---- Supplied records

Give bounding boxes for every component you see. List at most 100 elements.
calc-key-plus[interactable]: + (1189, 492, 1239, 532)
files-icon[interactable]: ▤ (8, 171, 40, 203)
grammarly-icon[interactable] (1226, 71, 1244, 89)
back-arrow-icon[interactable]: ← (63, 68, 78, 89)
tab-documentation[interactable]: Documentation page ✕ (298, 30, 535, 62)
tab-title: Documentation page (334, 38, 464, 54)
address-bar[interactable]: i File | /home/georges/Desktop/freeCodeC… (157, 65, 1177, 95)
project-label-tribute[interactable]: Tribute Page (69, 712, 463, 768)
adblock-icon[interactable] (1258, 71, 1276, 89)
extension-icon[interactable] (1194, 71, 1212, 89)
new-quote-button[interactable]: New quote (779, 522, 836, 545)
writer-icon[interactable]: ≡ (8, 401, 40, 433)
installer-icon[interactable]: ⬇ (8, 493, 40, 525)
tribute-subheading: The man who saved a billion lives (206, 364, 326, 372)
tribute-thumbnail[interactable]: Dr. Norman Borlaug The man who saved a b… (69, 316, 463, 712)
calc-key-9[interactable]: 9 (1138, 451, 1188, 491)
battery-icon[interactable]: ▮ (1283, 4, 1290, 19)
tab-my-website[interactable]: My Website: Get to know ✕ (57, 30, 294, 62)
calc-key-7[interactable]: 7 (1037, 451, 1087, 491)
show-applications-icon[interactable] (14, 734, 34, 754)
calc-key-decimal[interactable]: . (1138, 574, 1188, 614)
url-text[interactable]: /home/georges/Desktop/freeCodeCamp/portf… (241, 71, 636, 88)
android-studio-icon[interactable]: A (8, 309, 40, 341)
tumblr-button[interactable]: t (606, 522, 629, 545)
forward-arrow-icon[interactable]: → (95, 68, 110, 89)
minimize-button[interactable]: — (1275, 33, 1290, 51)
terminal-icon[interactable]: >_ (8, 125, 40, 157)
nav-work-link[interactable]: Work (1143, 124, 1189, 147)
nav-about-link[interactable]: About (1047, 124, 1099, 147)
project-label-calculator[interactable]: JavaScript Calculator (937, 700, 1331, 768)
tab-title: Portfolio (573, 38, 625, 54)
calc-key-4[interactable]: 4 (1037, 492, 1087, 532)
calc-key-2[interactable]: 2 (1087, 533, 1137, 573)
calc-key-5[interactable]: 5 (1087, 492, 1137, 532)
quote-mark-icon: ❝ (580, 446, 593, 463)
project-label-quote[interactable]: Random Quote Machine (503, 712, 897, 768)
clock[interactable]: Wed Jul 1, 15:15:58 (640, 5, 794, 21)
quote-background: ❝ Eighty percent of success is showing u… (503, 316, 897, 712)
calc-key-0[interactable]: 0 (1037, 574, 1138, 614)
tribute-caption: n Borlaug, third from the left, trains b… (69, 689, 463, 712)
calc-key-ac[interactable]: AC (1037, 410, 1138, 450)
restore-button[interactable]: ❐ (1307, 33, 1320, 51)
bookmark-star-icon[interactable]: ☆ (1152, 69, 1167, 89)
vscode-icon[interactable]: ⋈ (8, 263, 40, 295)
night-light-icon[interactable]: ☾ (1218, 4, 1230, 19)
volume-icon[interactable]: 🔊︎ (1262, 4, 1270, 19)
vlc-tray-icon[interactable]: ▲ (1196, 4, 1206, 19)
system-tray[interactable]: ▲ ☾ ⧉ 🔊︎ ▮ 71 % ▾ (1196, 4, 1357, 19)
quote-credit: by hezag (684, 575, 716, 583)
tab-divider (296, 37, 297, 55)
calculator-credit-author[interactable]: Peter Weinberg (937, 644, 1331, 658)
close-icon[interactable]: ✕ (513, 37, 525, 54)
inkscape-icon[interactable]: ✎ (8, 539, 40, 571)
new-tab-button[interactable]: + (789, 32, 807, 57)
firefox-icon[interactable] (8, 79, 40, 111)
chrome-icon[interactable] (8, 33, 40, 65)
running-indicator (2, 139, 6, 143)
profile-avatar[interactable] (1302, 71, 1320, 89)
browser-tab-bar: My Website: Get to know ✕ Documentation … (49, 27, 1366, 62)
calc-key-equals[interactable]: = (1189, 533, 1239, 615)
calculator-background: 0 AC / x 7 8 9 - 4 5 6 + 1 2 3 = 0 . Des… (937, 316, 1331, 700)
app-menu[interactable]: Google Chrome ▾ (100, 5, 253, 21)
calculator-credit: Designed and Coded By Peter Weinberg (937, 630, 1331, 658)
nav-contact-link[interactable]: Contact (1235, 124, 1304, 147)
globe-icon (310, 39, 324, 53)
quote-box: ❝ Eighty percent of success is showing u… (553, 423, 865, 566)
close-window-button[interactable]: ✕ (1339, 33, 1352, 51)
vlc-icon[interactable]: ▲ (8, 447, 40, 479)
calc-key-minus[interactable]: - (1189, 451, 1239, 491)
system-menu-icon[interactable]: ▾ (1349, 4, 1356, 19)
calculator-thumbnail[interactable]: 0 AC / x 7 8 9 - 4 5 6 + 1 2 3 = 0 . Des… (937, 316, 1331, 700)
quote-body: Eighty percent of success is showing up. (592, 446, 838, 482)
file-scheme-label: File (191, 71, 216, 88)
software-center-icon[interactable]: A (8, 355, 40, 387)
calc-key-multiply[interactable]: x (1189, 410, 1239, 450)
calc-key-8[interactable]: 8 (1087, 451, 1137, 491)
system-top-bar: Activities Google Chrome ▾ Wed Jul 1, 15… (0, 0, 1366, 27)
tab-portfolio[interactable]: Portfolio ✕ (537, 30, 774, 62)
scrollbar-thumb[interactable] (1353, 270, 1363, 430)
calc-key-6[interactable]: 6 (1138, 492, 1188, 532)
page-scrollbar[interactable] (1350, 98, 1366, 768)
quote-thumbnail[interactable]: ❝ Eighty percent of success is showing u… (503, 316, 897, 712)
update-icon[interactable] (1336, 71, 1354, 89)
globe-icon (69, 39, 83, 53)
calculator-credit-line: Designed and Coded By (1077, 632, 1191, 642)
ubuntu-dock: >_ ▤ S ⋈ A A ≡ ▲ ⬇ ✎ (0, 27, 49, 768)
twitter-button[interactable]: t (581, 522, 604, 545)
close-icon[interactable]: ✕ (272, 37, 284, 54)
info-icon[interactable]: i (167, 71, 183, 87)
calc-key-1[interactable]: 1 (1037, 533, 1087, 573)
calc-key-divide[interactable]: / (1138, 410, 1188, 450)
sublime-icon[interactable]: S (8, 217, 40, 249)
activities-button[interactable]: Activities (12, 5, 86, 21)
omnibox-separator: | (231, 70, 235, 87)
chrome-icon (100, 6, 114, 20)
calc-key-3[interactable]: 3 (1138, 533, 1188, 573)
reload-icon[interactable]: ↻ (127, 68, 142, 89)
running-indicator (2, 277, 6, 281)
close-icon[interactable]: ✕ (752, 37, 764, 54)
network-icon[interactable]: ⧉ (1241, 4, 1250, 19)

--------

**Exercise objective**
Copy every one of the rows above word for word, keeping each line as it stands.

**Finished answer**
Give bounding boxes for every component you see. List at most 100 elements.
calc-key-plus[interactable]: + (1189, 492, 1239, 532)
files-icon[interactable]: ▤ (8, 171, 40, 203)
grammarly-icon[interactable] (1226, 71, 1244, 89)
back-arrow-icon[interactable]: ← (63, 68, 78, 89)
tab-documentation[interactable]: Documentation page ✕ (298, 30, 535, 62)
tab-title: Documentation page (334, 38, 464, 54)
address-bar[interactable]: i File | /home/georges/Desktop/freeCodeC… (157, 65, 1177, 95)
project-label-tribute[interactable]: Tribute Page (69, 712, 463, 768)
adblock-icon[interactable] (1258, 71, 1276, 89)
extension-icon[interactable] (1194, 71, 1212, 89)
new-quote-button[interactable]: New quote (779, 522, 836, 545)
writer-icon[interactable]: ≡ (8, 401, 40, 433)
installer-icon[interactable]: ⬇ (8, 493, 40, 525)
tribute-subheading: The man who saved a billion lives (206, 364, 326, 372)
tribute-thumbnail[interactable]: Dr. Norman Borlaug The man who saved a b… (69, 316, 463, 712)
calc-key-9[interactable]: 9 (1138, 451, 1188, 491)
battery-icon[interactable]: ▮ (1283, 4, 1290, 19)
tab-my-website[interactable]: My Website: Get to know ✕ (57, 30, 294, 62)
calc-key-7[interactable]: 7 (1037, 451, 1087, 491)
show-applications-icon[interactable] (14, 734, 34, 754)
calc-key-decimal[interactable]: . (1138, 574, 1188, 614)
url-text[interactable]: /home/georges/Desktop/freeCodeCamp/portf… (241, 71, 636, 88)
android-studio-icon[interactable]: A (8, 309, 40, 341)
tumblr-button[interactable]: t (606, 522, 629, 545)
forward-arrow-icon[interactable]: → (95, 68, 110, 89)
minimize-button[interactable]: — (1275, 33, 1290, 51)
terminal-icon[interactable]: >_ (8, 125, 40, 157)
nav-work-link[interactable]: Work (1143, 124, 1189, 147)
nav-about-link[interactable]: About (1047, 124, 1099, 147)
project-label-calculator[interactable]: JavaScript Calculator (937, 700, 1331, 768)
tab-title: Portfolio (573, 38, 625, 54)
calc-key-4[interactable]: 4 (1037, 492, 1087, 532)
calc-key-2[interactable]: 2 (1087, 533, 1137, 573)
calc-key-5[interactable]: 5 (1087, 492, 1137, 532)
quote-mark-icon: ❝ (580, 446, 593, 463)
project-label-quote[interactable]: Random Quote Machine (503, 712, 897, 768)
clock[interactable]: Wed Jul 1, 15:15:58 (640, 5, 794, 21)
quote-background: ❝ Eighty percent of success is showing u… (503, 316, 897, 712)
calc-key-0[interactable]: 0 (1037, 574, 1138, 614)
tribute-caption: n Borlaug, third from the left, trains b… (69, 689, 463, 712)
calc-key-ac[interactable]: AC (1037, 410, 1138, 450)
restore-button[interactable]: ❐ (1307, 33, 1320, 51)
bookmark-star-icon[interactable]: ☆ (1152, 69, 1167, 89)
vscode-icon[interactable]: ⋈ (8, 263, 40, 295)
night-light-icon[interactable]: ☾ (1218, 4, 1230, 19)
volume-icon[interactable]: 🔊︎ (1262, 4, 1270, 19)
vlc-tray-icon[interactable]: ▲ (1196, 4, 1206, 19)
system-tray[interactable]: ▲ ☾ ⧉ 🔊︎ ▮ 71 % ▾ (1196, 4, 1357, 19)
quote-credit: by hezag (684, 575, 716, 583)
tab-divider (296, 37, 297, 55)
calculator-credit-author[interactable]: Peter Weinberg (937, 644, 1331, 658)
close-icon[interactable]: ✕ (513, 37, 525, 54)
inkscape-icon[interactable]: ✎ (8, 539, 40, 571)
new-tab-button[interactable]: + (789, 32, 807, 57)
firefox-icon[interactable] (8, 79, 40, 111)
chrome-icon[interactable] (8, 33, 40, 65)
running-indicator (2, 139, 6, 143)
profile-avatar[interactable] (1302, 71, 1320, 89)
browser-tab-bar: My Website: Get to know ✕ Documentation … (49, 27, 1366, 62)
calc-key-equals[interactable]: = (1189, 533, 1239, 615)
calculator-background: 0 AC / x 7 8 9 - 4 5 6 + 1 2 3 = 0 . Des… (937, 316, 1331, 700)
app-menu[interactable]: Google Chrome ▾ (100, 5, 253, 21)
calculator-credit: Designed and Coded By Peter Weinberg (937, 630, 1331, 658)
nav-contact-link[interactable]: Contact (1235, 124, 1304, 147)
globe-icon (310, 39, 324, 53)
quote-box: ❝ Eighty percent of success is showing u… (553, 423, 865, 566)
close-window-button[interactable]: ✕ (1339, 33, 1352, 51)
vlc-icon[interactable]: ▲ (8, 447, 40, 479)
calc-key-minus[interactable]: - (1189, 451, 1239, 491)
system-menu-icon[interactable]: ▾ (1349, 4, 1356, 19)
calculator-thumbnail[interactable]: 0 AC / x 7 8 9 - 4 5 6 + 1 2 3 = 0 . Des… (937, 316, 1331, 700)
quote-body: Eighty percent of success is showing up. (592, 446, 838, 482)
file-scheme-label: File (191, 71, 216, 88)
software-center-icon[interactable]: A (8, 355, 40, 387)
calc-key-multiply[interactable]: x (1189, 410, 1239, 450)
calc-key-8[interactable]: 8 (1087, 451, 1137, 491)
system-top-bar: Activities Google Chrome ▾ Wed Jul 1, 15… (0, 0, 1366, 27)
tab-portfolio[interactable]: Portfolio ✕ (537, 30, 774, 62)
scrollbar-thumb[interactable] (1353, 270, 1363, 430)
calc-key-6[interactable]: 6 (1138, 492, 1188, 532)
page-scrollbar[interactable] (1350, 98, 1366, 768)
quote-thumbnail[interactable]: ❝ Eighty percent of success is showing u… (503, 316, 897, 712)
update-icon[interactable] (1336, 71, 1354, 89)
globe-icon (69, 39, 83, 53)
calculator-credit-line: Designed and Coded By (1077, 632, 1191, 642)
ubuntu-dock: >_ ▤ S ⋈ A A ≡ ▲ ⬇ ✎ (0, 27, 49, 768)
twitter-button[interactable]: t (581, 522, 604, 545)
close-icon[interactable]: ✕ (272, 37, 284, 54)
info-icon[interactable]: i (167, 71, 183, 87)
calc-key-1[interactable]: 1 (1037, 533, 1087, 573)
calc-key-divide[interactable]: / (1138, 410, 1188, 450)
sublime-icon[interactable]: S (8, 217, 40, 249)
activities-button[interactable]: Activities (12, 5, 86, 21)
omnibox-separator: | (231, 70, 235, 87)
chrome-icon (100, 6, 114, 20)
calc-key-3[interactable]: 3 (1138, 533, 1188, 573)
reload-icon[interactable]: ↻ (127, 68, 142, 89)
running-indicator (2, 277, 6, 281)
close-icon[interactable]: ✕ (752, 37, 764, 54)
network-icon[interactable]: ⧉ (1241, 4, 1250, 19)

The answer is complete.